*DIRECTIVE*
Where a line below holds the string "name", copy that line.

Begin ENTRIES PROVIDED

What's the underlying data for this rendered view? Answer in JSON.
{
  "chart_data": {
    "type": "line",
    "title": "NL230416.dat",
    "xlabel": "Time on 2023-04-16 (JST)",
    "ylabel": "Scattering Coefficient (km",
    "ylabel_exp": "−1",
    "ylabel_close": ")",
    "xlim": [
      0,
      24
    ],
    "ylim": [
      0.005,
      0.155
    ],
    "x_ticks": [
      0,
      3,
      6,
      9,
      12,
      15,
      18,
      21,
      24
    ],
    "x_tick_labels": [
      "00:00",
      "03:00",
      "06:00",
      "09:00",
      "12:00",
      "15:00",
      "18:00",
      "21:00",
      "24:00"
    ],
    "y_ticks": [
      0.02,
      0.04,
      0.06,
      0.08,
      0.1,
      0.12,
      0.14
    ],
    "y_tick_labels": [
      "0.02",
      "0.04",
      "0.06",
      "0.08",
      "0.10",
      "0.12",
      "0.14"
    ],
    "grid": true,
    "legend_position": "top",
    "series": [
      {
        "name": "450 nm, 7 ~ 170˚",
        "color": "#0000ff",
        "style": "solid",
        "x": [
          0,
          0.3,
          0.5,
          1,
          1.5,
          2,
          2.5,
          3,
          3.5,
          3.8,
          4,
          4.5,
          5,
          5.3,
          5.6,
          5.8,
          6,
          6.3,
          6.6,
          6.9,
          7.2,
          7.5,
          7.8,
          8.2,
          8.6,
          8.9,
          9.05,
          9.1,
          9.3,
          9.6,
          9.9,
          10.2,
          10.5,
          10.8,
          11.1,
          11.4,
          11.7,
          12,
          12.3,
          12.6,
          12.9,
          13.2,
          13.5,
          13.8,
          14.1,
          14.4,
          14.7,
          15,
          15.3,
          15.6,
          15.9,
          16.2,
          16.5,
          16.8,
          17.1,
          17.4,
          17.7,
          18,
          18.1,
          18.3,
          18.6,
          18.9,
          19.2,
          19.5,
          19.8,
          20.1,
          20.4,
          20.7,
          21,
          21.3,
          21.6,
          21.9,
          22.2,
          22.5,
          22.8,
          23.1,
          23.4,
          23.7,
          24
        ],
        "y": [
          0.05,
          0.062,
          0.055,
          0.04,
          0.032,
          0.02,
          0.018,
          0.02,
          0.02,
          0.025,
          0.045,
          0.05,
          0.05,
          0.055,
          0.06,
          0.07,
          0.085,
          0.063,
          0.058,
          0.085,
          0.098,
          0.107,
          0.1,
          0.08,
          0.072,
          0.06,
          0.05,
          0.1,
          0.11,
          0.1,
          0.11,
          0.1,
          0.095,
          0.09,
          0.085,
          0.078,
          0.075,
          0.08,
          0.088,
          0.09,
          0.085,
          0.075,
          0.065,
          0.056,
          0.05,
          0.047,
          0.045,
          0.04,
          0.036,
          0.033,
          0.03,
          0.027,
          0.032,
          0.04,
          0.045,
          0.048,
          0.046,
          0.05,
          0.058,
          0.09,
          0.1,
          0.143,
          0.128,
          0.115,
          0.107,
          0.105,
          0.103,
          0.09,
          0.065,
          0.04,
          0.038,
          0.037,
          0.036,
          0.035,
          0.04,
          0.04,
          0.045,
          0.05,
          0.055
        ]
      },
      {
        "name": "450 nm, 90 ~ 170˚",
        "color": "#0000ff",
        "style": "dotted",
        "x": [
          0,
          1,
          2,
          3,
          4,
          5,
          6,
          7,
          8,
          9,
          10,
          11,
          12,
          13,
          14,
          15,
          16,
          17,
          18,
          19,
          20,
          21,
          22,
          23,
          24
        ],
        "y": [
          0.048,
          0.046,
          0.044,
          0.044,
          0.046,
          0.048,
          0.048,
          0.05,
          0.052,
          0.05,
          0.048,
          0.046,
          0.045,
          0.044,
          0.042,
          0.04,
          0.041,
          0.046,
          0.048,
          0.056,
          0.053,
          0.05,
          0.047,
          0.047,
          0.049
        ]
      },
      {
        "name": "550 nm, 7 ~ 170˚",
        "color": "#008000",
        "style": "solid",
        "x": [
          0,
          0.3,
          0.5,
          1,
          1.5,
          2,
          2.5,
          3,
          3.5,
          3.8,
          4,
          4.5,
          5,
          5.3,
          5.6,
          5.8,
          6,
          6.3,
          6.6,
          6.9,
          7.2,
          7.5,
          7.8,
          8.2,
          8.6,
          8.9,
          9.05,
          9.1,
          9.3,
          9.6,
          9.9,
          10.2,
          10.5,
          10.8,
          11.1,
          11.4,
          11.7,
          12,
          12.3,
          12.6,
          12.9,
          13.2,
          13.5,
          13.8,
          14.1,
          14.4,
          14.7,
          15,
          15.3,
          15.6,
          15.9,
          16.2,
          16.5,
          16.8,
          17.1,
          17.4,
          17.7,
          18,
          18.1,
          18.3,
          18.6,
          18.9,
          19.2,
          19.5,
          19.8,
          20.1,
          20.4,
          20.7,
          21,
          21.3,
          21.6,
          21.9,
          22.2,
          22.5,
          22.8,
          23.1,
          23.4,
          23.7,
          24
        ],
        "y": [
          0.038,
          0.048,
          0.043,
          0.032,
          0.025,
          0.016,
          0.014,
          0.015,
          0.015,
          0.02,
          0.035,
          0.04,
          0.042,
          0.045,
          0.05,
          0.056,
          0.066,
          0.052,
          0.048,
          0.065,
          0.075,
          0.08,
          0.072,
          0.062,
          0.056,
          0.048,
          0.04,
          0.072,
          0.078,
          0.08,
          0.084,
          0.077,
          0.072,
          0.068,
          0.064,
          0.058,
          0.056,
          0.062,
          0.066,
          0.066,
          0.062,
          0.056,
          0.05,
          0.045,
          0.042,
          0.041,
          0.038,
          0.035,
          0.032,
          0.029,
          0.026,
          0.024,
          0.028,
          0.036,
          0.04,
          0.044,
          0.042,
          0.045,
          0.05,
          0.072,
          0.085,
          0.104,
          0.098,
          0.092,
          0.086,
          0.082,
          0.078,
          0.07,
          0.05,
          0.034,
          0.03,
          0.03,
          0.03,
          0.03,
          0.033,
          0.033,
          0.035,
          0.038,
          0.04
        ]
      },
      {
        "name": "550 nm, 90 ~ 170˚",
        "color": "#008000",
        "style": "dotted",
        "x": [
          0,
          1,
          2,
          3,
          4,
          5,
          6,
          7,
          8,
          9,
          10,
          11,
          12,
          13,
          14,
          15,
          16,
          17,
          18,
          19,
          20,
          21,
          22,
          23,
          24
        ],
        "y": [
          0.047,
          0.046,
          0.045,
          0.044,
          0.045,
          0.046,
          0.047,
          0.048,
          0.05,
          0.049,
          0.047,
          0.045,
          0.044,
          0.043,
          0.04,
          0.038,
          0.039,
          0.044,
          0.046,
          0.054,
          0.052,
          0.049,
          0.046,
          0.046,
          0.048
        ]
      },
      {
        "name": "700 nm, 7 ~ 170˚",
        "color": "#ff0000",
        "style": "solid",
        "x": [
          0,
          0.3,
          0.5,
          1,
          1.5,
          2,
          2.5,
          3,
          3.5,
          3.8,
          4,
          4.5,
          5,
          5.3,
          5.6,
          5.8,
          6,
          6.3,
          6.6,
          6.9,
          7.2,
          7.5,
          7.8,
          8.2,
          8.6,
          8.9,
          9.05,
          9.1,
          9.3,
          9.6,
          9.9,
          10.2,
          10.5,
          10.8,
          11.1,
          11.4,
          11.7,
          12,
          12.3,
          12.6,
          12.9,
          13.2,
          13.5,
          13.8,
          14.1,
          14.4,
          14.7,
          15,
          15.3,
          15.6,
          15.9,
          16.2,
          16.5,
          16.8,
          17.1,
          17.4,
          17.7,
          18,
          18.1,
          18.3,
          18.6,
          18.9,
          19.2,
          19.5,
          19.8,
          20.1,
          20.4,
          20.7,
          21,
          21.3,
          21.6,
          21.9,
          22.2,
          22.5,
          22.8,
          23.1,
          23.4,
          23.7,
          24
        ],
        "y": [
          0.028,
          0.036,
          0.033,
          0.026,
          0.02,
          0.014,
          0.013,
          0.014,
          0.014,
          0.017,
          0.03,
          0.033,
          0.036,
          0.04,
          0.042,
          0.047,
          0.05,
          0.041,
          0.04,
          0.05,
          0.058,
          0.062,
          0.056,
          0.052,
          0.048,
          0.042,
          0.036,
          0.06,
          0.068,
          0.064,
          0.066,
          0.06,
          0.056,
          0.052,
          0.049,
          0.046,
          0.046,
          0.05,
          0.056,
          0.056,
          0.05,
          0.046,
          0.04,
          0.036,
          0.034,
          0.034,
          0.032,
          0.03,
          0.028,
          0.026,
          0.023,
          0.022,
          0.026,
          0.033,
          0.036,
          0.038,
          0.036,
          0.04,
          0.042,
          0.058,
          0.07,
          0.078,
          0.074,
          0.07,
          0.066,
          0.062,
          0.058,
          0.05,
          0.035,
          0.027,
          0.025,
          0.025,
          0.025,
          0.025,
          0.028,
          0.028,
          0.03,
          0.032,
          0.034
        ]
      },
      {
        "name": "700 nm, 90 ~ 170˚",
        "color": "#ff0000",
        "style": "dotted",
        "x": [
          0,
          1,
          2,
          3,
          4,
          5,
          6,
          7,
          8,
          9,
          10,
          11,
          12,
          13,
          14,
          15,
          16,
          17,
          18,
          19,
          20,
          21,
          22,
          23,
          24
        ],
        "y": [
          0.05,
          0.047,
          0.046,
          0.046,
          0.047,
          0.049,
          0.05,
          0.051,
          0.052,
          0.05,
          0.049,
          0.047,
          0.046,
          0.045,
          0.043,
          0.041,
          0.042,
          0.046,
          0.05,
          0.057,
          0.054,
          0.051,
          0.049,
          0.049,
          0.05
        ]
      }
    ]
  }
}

End ENTRIES PROVIDED

*THE OUTPUT*
        "name": "450 nm, 7 ~ 170˚",
        "name": "450 nm, 90 ~ 170˚",
        "name": "550 nm, 7 ~ 170˚",
        "name": "550 nm, 90 ~ 170˚",
        "name": "700 nm, 7 ~ 170˚",
        "name": "700 nm, 90 ~ 170˚",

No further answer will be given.